* Exercise prompt
Each line of the listing should be reproduced exactly.

* Records for the exercise

BEGIN

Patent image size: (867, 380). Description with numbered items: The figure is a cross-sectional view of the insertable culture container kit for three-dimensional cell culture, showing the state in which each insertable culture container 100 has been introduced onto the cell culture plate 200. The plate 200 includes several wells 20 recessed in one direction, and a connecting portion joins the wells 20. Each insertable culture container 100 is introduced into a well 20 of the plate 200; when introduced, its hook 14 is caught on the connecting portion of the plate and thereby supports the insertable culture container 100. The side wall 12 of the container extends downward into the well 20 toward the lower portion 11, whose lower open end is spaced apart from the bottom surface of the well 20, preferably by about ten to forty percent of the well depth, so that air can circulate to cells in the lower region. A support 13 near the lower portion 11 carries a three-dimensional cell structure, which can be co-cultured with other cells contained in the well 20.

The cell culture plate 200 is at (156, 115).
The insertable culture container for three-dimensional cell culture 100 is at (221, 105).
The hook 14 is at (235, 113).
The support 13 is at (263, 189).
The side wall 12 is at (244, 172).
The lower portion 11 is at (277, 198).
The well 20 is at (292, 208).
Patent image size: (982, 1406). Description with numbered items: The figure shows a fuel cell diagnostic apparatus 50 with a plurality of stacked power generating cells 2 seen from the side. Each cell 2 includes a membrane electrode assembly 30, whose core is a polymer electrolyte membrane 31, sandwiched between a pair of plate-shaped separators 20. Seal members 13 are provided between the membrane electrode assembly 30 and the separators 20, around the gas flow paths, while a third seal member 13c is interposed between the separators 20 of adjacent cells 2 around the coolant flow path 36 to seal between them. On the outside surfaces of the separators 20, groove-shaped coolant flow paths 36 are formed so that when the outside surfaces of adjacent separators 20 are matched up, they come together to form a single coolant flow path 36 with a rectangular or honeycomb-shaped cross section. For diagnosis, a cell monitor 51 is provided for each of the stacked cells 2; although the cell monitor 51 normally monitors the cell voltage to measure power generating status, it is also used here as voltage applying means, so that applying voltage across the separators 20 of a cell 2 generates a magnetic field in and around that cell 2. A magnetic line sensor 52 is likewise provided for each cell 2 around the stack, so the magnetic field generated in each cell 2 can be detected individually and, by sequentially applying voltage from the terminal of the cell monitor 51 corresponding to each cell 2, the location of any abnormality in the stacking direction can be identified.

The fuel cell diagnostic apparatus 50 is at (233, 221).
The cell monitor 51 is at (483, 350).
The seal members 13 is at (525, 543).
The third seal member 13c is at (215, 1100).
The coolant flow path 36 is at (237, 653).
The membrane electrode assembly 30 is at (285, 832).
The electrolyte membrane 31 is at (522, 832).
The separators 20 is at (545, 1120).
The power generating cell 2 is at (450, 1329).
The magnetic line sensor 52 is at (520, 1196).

END

* Task output
Patent image size: (867, 380). Description with numbered items: The figure is a cross-sectional view of the insertable culture container kit for three-dimensional cell culture, showing the state in which each insertable culture container 100 has been introduced onto the cell culture plate 200. The plate 200 includes several wells 20 recessed in one direction, and a connecting portion joins the wells 20. Each insertable culture container 100 is introduced into a well 20 of the plate 200; when introduced, its hook 14 is caught on the connecting portion of the plate and thereby supports the insertable culture container 100. The side wall 12 of the container extends downward into the well 20 toward the lower portion 11, whose lower open end is spaced apart from the bottom surface of the well 20, preferably by about ten to forty percent of the well depth, so that air can circulate to cells in the lower region. A support 13 near the lower portion 11 carries a three-dimensional cell structure, which can be co-cultured with other cells contained in the well 20.

The cell culture plate 200 is at (156, 115).
The insertable culture container for three-dimensional cell culture 100 is at (221, 105).
The hook 14 is at (235, 113).
The support 13 is at (263, 189).
The side wall 12 is at (244, 172).
The lower portion 11 is at (277, 198).
The well 20 is at (292, 208).
Patent image size: (982, 1406). Description with numbered items: The figure shows a fuel cell diagnostic apparatus 50 with a plurality of stacked power generating cells 2 seen from the side. Each cell 2 includes a membrane electrode assembly 30, whose core is a polymer electrolyte membrane 31, sandwiched between a pair of plate-shaped separators 20. Seal members 13 are provided between the membrane electrode assembly 30 and the separators 20, around the gas flow paths, while a third seal member 13c is interposed between the separators 20 of adjacent cells 2 around the coolant flow path 36 to seal between them. On the outside surfaces of the separators 20, groove-shaped coolant flow paths 36 are formed so that when the outside surfaces of adjacent separators 20 are matched up, they come together to form a single coolant flow path 36 with a rectangular or honeycomb-shaped cross section. For diagnosis, a cell monitor 51 is provided for each of the stacked cells 2; although the cell monitor 51 normally monitors the cell voltage to measure power generating status, it is also used here as voltage applying means, so that applying voltage across the separators 20 of a cell 2 generates a magnetic field in and around that cell 2. A magnetic line sensor 52 is likewise provided for each cell 2 around the stack, so the magnetic field generated in each cell 2 can be detected individually and, by sequentially applying voltage from the terminal of the cell monitor 51 corresponding to each cell 2, the location of any abnormality in the stacking direction can be identified.

The fuel cell diagnostic apparatus 50 is at (233, 221).
The cell monitor 51 is at (483, 350).
The seal members 13 is at (525, 543).
The third seal member 13c is at (215, 1100).
The coolant flow path 36 is at (237, 653).
The membrane electrode assembly 30 is at (285, 832).
The electrolyte membrane 31 is at (522, 832).
The separators 20 is at (545, 1120).
The power generating cell 2 is at (450, 1329).
The magnetic line sensor 52 is at (520, 1196).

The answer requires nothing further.